-- Start of Dataset content --
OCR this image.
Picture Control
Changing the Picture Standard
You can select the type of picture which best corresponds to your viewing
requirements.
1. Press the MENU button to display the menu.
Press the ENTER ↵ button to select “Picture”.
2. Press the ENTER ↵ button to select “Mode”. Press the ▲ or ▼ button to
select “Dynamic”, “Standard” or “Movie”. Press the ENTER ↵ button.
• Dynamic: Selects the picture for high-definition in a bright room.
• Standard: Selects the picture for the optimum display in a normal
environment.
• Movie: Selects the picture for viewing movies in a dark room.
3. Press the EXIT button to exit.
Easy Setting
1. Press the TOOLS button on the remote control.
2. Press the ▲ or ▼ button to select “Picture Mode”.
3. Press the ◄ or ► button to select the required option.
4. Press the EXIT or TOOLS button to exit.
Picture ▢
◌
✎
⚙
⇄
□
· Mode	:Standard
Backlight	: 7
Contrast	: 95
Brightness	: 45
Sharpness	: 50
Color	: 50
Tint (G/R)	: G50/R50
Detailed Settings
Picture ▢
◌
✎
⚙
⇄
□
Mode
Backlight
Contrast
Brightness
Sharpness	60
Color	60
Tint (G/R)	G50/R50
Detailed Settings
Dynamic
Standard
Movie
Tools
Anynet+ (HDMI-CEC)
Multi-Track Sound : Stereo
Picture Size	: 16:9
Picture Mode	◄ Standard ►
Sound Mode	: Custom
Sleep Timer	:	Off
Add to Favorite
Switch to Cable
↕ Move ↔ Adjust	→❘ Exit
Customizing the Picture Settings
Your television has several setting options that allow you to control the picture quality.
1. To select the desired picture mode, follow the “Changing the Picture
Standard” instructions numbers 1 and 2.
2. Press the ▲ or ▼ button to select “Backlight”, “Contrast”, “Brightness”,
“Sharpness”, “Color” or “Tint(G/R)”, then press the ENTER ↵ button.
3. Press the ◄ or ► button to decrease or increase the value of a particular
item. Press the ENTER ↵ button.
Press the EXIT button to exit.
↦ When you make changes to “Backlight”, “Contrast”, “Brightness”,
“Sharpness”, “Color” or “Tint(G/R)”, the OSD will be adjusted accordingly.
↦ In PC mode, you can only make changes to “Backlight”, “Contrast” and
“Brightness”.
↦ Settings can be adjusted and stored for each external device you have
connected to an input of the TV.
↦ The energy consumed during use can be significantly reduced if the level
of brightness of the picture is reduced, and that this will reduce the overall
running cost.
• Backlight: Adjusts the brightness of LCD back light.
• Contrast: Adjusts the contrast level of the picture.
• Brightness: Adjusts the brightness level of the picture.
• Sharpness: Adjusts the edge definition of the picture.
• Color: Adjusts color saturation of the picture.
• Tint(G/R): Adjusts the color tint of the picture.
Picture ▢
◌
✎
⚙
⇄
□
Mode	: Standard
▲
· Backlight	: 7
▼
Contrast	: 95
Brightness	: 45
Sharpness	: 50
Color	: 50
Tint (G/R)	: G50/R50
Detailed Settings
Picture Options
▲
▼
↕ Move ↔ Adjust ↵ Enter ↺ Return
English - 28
-- End of Dataset content --
> _Given instruction_: Write out every line of the records exactly.

> _Final result_:
OCR this image.
Picture Control
Changing the Picture Standard
You can select the type of picture which best corresponds to your viewing
requirements.
1. Press the MENU button to display the menu.
Press the ENTER ↵ button to select “Picture”.
2. Press the ENTER ↵ button to select “Mode”. Press the ▲ or ▼ button to
select “Dynamic”, “Standard” or “Movie”. Press the ENTER ↵ button.
• Dynamic: Selects the picture for high-definition in a bright room.
• Standard: Selects the picture for the optimum display in a normal
environment.
• Movie: Selects the picture for viewing movies in a dark room.
3. Press the EXIT button to exit.
Easy Setting
1. Press the TOOLS button on the remote control.
2. Press the ▲ or ▼ button to select “Picture Mode”.
3. Press the ◄ or ► button to select the required option.
4. Press the EXIT or TOOLS button to exit.
Picture ▢
◌
✎
⚙
⇄
□
· Mode	:Standard
Backlight	: 7
Contrast	: 95
Brightness	: 45
Sharpness	: 50
Color	: 50
Tint (G/R)	: G50/R50
Detailed Settings
Picture ▢
◌
✎
⚙
⇄
□
Mode
Backlight
Contrast
Brightness
Sharpness	60
Color	60
Tint (G/R)	G50/R50
Detailed Settings
Dynamic
Standard
Movie
Tools
Anynet+ (HDMI-CEC)
Multi-Track Sound : Stereo
Picture Size	: 16:9
Picture Mode	◄ Standard ►
Sound Mode	: Custom
Sleep Timer	:	Off
Add to Favorite
Switch to Cable
↕ Move ↔ Adjust	→❘ Exit
Customizing the Picture Settings
Your television has several setting options that allow you to control the picture quality.
1. To select the desired picture mode, follow the “Changing the Picture
Standard” instructions numbers 1 and 2.
2. Press the ▲ or ▼ button to select “Backlight”, “Contrast”, “Brightness”,
“Sharpness”, “Color” or “Tint(G/R)”, then press the ENTER ↵ button.
3. Press the ◄ or ► button to decrease or increase the value of a particular
item. Press the ENTER ↵ button.
Press the EXIT button to exit.
↦ When you make changes to “Backlight”, “Contrast”, “Brightness”,
“Sharpness”, “Color” or “Tint(G/R)”, the OSD will be adjusted accordingly.
↦ In PC mode, you can only make changes to “Backlight”, “Contrast” and
“Brightness”.
↦ Settings can be adjusted and stored for each external device you have
connected to an input of the TV.
↦ The energy consumed during use can be significantly reduced if the level
of brightness of the picture is reduced, and that this will reduce the overall
running cost.
• Backlight: Adjusts the brightness of LCD back light.
• Contrast: Adjusts the contrast level of the picture.
• Brightness: Adjusts the brightness level of the picture.
• Sharpness: Adjusts the edge definition of the picture.
• Color: Adjusts color saturation of the picture.
• Tint(G/R): Adjusts the color tint of the picture.
Picture ▢
◌
✎
⚙
⇄
□
Mode	: Standard
▲
· Backlight	: 7
▼
Contrast	: 95
Brightness	: 45
Sharpness	: 50
Color	: 50
Tint (G/R)	: G50/R50
Detailed Settings
Picture Options
▲
▼
↕ Move ↔ Adjust ↵ Enter ↺ Return
English - 28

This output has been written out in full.